[PROVIDED DATA]:
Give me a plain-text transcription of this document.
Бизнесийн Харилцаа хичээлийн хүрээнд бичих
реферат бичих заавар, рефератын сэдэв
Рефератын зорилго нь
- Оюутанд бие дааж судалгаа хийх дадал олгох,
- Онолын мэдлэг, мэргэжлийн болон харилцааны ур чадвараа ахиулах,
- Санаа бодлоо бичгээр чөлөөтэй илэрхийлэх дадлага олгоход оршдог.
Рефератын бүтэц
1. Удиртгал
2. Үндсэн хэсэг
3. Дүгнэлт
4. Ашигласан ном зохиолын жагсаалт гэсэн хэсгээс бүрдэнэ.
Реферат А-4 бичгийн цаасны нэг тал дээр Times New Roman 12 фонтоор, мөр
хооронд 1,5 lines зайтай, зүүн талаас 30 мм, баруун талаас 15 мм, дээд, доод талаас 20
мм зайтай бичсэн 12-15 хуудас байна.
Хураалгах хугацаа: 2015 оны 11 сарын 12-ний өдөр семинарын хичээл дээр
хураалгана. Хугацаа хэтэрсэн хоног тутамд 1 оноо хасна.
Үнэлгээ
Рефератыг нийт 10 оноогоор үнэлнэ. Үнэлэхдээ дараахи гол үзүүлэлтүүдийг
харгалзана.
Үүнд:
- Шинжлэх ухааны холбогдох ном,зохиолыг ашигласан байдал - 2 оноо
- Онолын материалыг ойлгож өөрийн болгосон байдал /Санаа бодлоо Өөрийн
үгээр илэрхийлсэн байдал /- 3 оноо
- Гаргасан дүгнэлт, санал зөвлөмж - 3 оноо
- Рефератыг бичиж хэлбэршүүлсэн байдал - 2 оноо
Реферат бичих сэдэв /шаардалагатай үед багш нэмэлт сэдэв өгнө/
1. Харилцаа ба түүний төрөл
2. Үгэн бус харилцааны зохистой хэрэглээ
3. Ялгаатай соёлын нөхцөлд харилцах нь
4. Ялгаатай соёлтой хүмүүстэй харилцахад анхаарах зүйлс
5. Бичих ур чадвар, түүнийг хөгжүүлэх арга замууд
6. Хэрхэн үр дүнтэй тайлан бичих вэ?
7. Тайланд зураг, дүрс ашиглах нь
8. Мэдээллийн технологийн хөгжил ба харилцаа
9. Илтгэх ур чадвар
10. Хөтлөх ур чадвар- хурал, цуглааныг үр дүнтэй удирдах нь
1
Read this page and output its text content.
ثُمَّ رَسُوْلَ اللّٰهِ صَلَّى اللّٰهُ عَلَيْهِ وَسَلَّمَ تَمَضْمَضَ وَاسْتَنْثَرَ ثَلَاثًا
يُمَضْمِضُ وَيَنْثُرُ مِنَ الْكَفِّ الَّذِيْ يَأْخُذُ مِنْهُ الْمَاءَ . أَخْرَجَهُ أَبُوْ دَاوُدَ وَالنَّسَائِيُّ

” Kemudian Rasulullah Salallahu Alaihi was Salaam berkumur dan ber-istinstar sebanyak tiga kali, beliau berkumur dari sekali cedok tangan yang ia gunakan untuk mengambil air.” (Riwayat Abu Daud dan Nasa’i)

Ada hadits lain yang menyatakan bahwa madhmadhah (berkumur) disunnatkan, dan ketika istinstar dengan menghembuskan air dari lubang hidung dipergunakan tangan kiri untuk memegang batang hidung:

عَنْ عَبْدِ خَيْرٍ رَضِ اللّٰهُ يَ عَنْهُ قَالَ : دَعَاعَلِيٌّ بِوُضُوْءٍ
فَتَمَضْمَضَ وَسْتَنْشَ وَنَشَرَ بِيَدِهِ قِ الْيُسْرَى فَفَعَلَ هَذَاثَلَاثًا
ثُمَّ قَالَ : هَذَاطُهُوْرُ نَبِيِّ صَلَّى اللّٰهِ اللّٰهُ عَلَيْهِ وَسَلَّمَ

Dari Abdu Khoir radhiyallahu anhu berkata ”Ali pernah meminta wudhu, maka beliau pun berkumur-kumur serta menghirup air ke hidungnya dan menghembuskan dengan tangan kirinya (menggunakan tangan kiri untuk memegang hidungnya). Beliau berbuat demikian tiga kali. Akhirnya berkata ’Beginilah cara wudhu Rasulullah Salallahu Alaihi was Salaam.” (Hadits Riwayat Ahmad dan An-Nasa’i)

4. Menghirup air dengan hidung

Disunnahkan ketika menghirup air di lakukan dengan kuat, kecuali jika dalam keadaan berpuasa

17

[SET TASK]: Find all lines holding the string "tiga" and copy them.

[WRITTEN RESPONSE]:
” Kemudian Rasulullah Salallahu Alaihi was Salaam berkumur dan ber-istinstar sebanyak tiga kali, beliau berkumur dari sekali cedok tangan yang ia gunakan untuk mengambil air.” (Riwayat Abu Daud dan Nasa’i)
Dari Abdu Khoir radhiyallahu anhu berkata ”Ali pernah meminta wudhu, maka beliau pun berkumur-kumur serta menghirup air ke hidungnya dan menghembuskan dengan tangan kirinya (menggunakan tangan kiri untuk memegang hidungnya). Beliau berbuat demikian tiga kali. Akhirnya berkata ’Beginilah cara wudhu Rasulullah Salallahu Alaihi was Salaam.” (Hadits Riwayat Ahmad dan An-Nasa’i)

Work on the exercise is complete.